Your task: Take the data that follows and retype it word for word.

Dataset content:
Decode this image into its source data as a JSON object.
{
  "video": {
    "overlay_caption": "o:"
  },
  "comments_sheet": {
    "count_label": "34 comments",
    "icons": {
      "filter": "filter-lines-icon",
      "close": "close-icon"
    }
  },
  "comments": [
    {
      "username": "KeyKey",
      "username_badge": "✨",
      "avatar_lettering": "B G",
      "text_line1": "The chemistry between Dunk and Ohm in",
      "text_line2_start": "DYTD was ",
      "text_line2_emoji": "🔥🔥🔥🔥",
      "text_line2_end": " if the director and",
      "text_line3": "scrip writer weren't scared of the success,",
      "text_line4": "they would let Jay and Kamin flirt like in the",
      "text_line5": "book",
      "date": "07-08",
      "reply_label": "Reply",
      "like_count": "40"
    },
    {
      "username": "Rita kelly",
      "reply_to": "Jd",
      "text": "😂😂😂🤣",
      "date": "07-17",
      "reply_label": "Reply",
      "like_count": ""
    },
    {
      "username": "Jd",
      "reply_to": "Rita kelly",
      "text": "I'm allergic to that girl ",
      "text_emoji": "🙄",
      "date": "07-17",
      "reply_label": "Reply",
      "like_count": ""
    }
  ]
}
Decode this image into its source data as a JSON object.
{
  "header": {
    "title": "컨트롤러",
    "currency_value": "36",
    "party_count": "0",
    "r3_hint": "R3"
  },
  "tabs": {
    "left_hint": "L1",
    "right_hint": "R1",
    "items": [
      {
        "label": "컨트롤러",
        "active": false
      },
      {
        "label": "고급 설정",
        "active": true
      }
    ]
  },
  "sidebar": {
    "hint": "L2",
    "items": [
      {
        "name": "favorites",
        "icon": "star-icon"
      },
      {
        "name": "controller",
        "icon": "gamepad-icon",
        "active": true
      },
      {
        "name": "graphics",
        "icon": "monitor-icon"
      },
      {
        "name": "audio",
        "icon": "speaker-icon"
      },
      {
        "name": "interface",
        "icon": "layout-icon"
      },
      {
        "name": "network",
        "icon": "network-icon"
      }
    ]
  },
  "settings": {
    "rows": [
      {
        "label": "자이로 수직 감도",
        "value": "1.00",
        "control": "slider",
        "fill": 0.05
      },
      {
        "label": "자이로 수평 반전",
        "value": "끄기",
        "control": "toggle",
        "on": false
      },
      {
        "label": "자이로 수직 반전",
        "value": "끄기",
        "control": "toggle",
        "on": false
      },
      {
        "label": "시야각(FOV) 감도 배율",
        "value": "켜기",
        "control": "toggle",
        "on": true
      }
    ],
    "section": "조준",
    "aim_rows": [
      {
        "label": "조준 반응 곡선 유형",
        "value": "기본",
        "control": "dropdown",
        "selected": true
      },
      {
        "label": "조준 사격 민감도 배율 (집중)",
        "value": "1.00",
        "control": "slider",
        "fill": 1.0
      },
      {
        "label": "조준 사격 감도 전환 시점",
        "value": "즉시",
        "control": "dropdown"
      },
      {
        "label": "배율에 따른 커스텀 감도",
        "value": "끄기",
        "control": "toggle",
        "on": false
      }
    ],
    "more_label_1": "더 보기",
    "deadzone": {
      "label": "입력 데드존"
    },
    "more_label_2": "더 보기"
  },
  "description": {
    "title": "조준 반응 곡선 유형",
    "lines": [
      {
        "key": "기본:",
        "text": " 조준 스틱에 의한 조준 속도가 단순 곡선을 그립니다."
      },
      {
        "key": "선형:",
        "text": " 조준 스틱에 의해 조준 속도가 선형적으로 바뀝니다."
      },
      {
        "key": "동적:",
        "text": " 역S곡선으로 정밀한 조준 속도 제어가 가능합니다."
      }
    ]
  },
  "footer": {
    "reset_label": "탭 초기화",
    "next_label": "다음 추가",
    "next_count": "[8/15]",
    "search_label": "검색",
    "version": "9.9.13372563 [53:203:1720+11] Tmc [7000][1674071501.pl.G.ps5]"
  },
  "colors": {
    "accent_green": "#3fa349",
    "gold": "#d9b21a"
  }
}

Problem solution:
Decode this image into its source data as a JSON object.
{
  "video": {
    "overlay_caption": "o:"
  },
  "comments_sheet": {
    "count_label": "34 comments",
    "icons": {
      "filter": "filter-lines-icon",
      "close": "close-icon"
    }
  },
  "comments": [
    {
      "username": "KeyKey",
      "username_badge": "✨",
      "avatar_lettering": "B G",
      "text_line1": "The chemistry between Dunk and Ohm in",
      "text_line2_start": "DYTD was ",
      "text_line2_emoji": "🔥🔥🔥🔥",
      "text_line2_end": " if the director and",
      "text_line3": "scrip writer weren't scared of the success,",
      "text_line4": "they would let Jay and Kamin flirt like in the",
      "text_line5": "book",
      "date": "07-08",
      "reply_label": "Reply",
      "like_count": "40"
    },
    {
      "username": "Rita kelly",
      "reply_to": "Jd",
      "text": "😂😂😂🤣",
      "date": "07-17",
      "reply_label": "Reply",
      "like_count": ""
    },
    {
      "username": "Jd",
      "reply_to": "Rita kelly",
      "text": "I'm allergic to that girl ",
      "text_emoji": "🙄",
      "date": "07-17",
      "reply_label": "Reply",
      "like_count": ""
    }
  ]
}
Decode this image into its source data as a JSON object.
{
  "header": {
    "title": "컨트롤러",
    "currency_value": "36",
    "party_count": "0",
    "r3_hint": "R3"
  },
  "tabs": {
    "left_hint": "L1",
    "right_hint": "R1",
    "items": [
      {
        "label": "컨트롤러",
        "active": false
      },
      {
        "label": "고급 설정",
        "active": true
      }
    ]
  },
  "sidebar": {
    "hint": "L2",
    "items": [
      {
        "name": "favorites",
        "icon": "star-icon"
      },
      {
        "name": "controller",
        "icon": "gamepad-icon",
        "active": true
      },
      {
        "name": "graphics",
        "icon": "monitor-icon"
      },
      {
        "name": "audio",
        "icon": "speaker-icon"
      },
      {
        "name": "interface",
        "icon": "layout-icon"
      },
      {
        "name": "network",
        "icon": "network-icon"
      }
    ]
  },
  "settings": {
    "rows": [
      {
        "label": "자이로 수직 감도",
        "value": "1.00",
        "control": "slider",
        "fill": 0.05
      },
      {
        "label": "자이로 수평 반전",
        "value": "끄기",
        "control": "toggle",
        "on": false
      },
      {
        "label": "자이로 수직 반전",
        "value": "끄기",
        "control": "toggle",
        "on": false
      },
      {
        "label": "시야각(FOV) 감도 배율",
        "value": "켜기",
        "control": "toggle",
        "on": true
      }
    ],
    "section": "조준",
    "aim_rows": [
      {
        "label": "조준 반응 곡선 유형",
        "value": "기본",
        "control": "dropdown",
        "selected": true
      },
      {
        "label": "조준 사격 민감도 배율 (집중)",
        "value": "1.00",
        "control": "slider",
        "fill": 1.0
      },
      {
        "label": "조준 사격 감도 전환 시점",
        "value": "즉시",
        "control": "dropdown"
      },
      {
        "label": "배율에 따른 커스텀 감도",
        "value": "끄기",
        "control": "toggle",
        "on": false
      }
    ],
    "more_label_1": "더 보기",
    "deadzone": {
      "label": "입력 데드존"
    },
    "more_label_2": "더 보기"
  },
  "description": {
    "title": "조준 반응 곡선 유형",
    "lines": [
      {
        "key": "기본:",
        "text": " 조준 스틱에 의한 조준 속도가 단순 곡선을 그립니다."
      },
      {
        "key": "선형:",
        "text": " 조준 스틱에 의해 조준 속도가 선형적으로 바뀝니다."
      },
      {
        "key": "동적:",
        "text": " 역S곡선으로 정밀한 조준 속도 제어가 가능합니다."
      }
    ]
  },
  "footer": {
    "reset_label": "탭 초기화",
    "next_label": "다음 추가",
    "next_count": "[8/15]",
    "search_label": "검색",
    "version": "9.9.13372563 [53:203:1720+11] Tmc [7000][1674071501.pl.G.ps5]"
  },
  "colors": {
    "accent_green": "#3fa349",
    "gold": "#d9b21a"
  }
}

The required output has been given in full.